## Items
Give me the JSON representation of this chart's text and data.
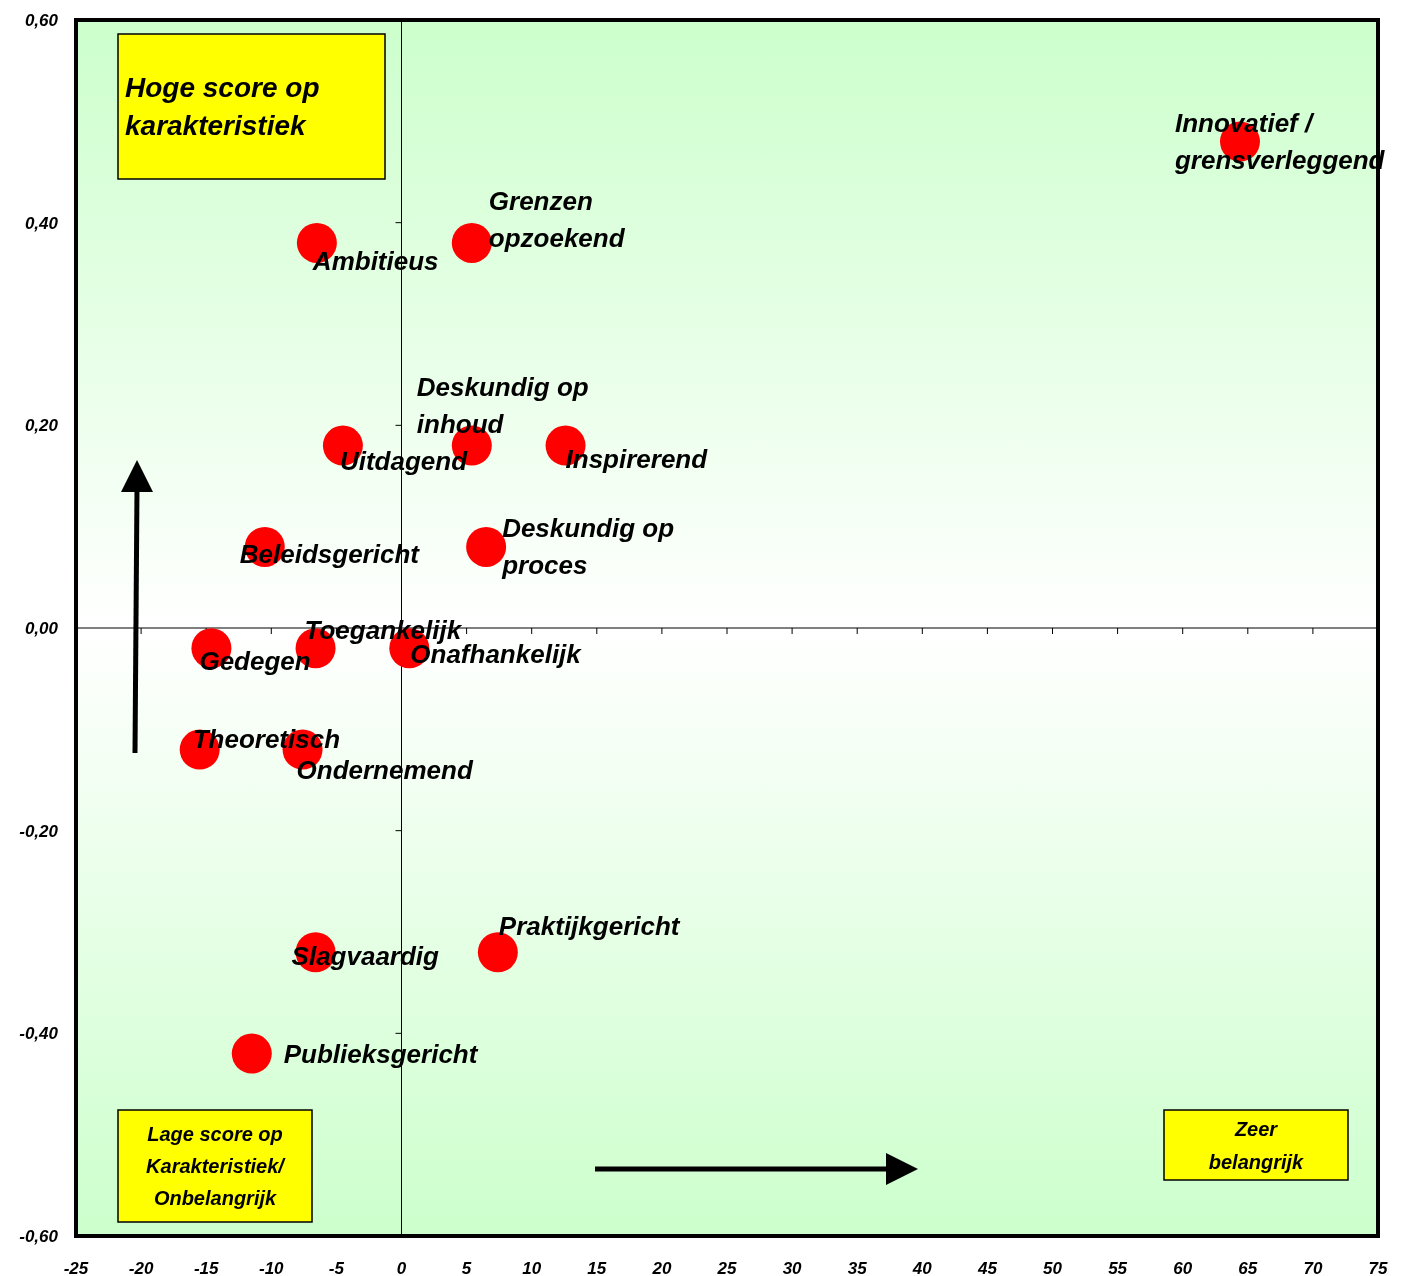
{
  "chart_data": {
    "type": "scatter",
    "x": [
      64.4,
      -6.5,
      5.4,
      -4.5,
      5.4,
      12.6,
      -10.5,
      6.5,
      -14.6,
      -6.6,
      0.6,
      -15.5,
      -7.6,
      -6.6,
      7.4,
      -11.5
    ],
    "values": [
      0.48,
      0.38,
      0.38,
      0.18,
      0.18,
      0.18,
      0.08,
      0.08,
      -0.02,
      -0.02,
      -0.02,
      -0.12,
      -0.12,
      -0.32,
      -0.32,
      -0.42
    ],
    "color": "#ff0000",
    "marker": "circle",
    "xlim": [
      -25,
      75
    ],
    "xticks": [
      -25,
      -20,
      -15,
      -10,
      -5,
      0,
      5,
      10,
      15,
      20,
      25,
      30,
      35,
      40,
      45,
      50,
      55,
      60,
      65,
      70,
      75
    ],
    "ylim": [
      -0.6,
      0.6
    ],
    "yticks": [
      {
        "value": -0.6,
        "label": "-0,60"
      },
      {
        "value": -0.4,
        "label": "-0,40"
      },
      {
        "value": -0.2,
        "label": "-0,20"
      },
      {
        "value": 0,
        "label": "0,00"
      },
      {
        "value": 0.2,
        "label": "0,20"
      },
      {
        "value": 0.4,
        "label": "0,40"
      },
      {
        "value": 0.6,
        "label": "0,60"
      }
    ],
    "annotations": [
      {
        "text": "Innovatief /\ngrensverleggend",
        "x": 64.4,
        "y": 0.48
      },
      {
        "text": "Ambitieus",
        "x": -6.5,
        "y": 0.38
      },
      {
        "text": "Grenzen\nopzoekend",
        "x": 5.4,
        "y": 0.38
      },
      {
        "text": "Uitdagend",
        "x": -4.5,
        "y": 0.18
      },
      {
        "text": "Deskundig op\ninhoud",
        "x": 5.4,
        "y": 0.18
      },
      {
        "text": "Inspirerend",
        "x": 12.6,
        "y": 0.18
      },
      {
        "text": "Beleidsgericht",
        "x": -10.5,
        "y": 0.08
      },
      {
        "text": "Deskundig op\nproces",
        "x": 6.5,
        "y": 0.08
      },
      {
        "text": "Gedegen",
        "x": -14.6,
        "y": -0.02
      },
      {
        "text": "Toegankelijk",
        "x": -6.6,
        "y": -0.02
      },
      {
        "text": "Onafhankelijk",
        "x": 0.6,
        "y": -0.02
      },
      {
        "text": "Theoretisch",
        "x": -15.5,
        "y": -0.12
      },
      {
        "text": "Ondernemend",
        "x": -7.6,
        "y": -0.12
      },
      {
        "text": "Slagvaardig",
        "x": -6.6,
        "y": -0.32
      },
      {
        "text": "Praktijkgericht",
        "x": 7.4,
        "y": -0.32
      },
      {
        "text": "Publieksgericht",
        "x": -11.5,
        "y": -0.42
      },
      "Hoge score op\nkarakteristiek",
      "Lage score op\nKarakteristiek/\nOnbelangrijk",
      "Zeer\nbelangrijk"
    ]
  }
}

## Given request
Repeat the listing in full and exactly. Do not include any images.

## Correct output
Give me the JSON representation of this chart's text and data.
{
  "chart_data": {
    "type": "scatter",
    "x": [
      64.4,
      -6.5,
      5.4,
      -4.5,
      5.4,
      12.6,
      -10.5,
      6.5,
      -14.6,
      -6.6,
      0.6,
      -15.5,
      -7.6,
      -6.6,
      7.4,
      -11.5
    ],
    "values": [
      0.48,
      0.38,
      0.38,
      0.18,
      0.18,
      0.18,
      0.08,
      0.08,
      -0.02,
      -0.02,
      -0.02,
      -0.12,
      -0.12,
      -0.32,
      -0.32,
      -0.42
    ],
    "color": "#ff0000",
    "marker": "circle",
    "xlim": [
      -25,
      75
    ],
    "xticks": [
      -25,
      -20,
      -15,
      -10,
      -5,
      0,
      5,
      10,
      15,
      20,
      25,
      30,
      35,
      40,
      45,
      50,
      55,
      60,
      65,
      70,
      75
    ],
    "ylim": [
      -0.6,
      0.6
    ],
    "yticks": [
      {
        "value": -0.6,
        "label": "-0,60"
      },
      {
        "value": -0.4,
        "label": "-0,40"
      },
      {
        "value": -0.2,
        "label": "-0,20"
      },
      {
        "value": 0,
        "label": "0,00"
      },
      {
        "value": 0.2,
        "label": "0,20"
      },
      {
        "value": 0.4,
        "label": "0,40"
      },
      {
        "value": 0.6,
        "label": "0,60"
      }
    ],
    "annotations": [
      {
        "text": "Innovatief /\ngrensverleggend",
        "x": 64.4,
        "y": 0.48
      },
      {
        "text": "Ambitieus",
        "x": -6.5,
        "y": 0.38
      },
      {
        "text": "Grenzen\nopzoekend",
        "x": 5.4,
        "y": 0.38
      },
      {
        "text": "Uitdagend",
        "x": -4.5,
        "y": 0.18
      },
      {
        "text": "Deskundig op\ninhoud",
        "x": 5.4,
        "y": 0.18
      },
      {
        "text": "Inspirerend",
        "x": 12.6,
        "y": 0.18
      },
      {
        "text": "Beleidsgericht",
        "x": -10.5,
        "y": 0.08
      },
      {
        "text": "Deskundig op\nproces",
        "x": 6.5,
        "y": 0.08
      },
      {
        "text": "Gedegen",
        "x": -14.6,
        "y": -0.02
      },
      {
        "text": "Toegankelijk",
        "x": -6.6,
        "y": -0.02
      },
      {
        "text": "Onafhankelijk",
        "x": 0.6,
        "y": -0.02
      },
      {
        "text": "Theoretisch",
        "x": -15.5,
        "y": -0.12
      },
      {
        "text": "Ondernemend",
        "x": -7.6,
        "y": -0.12
      },
      {
        "text": "Slagvaardig",
        "x": -6.6,
        "y": -0.32
      },
      {
        "text": "Praktijkgericht",
        "x": 7.4,
        "y": -0.32
      },
      {
        "text": "Publieksgericht",
        "x": -11.5,
        "y": -0.42
      },
      "Hoge score op\nkarakteristiek",
      "Lage score op\nKarakteristiek/\nOnbelangrijk",
      "Zeer\nbelangrijk"
    ]
  }
}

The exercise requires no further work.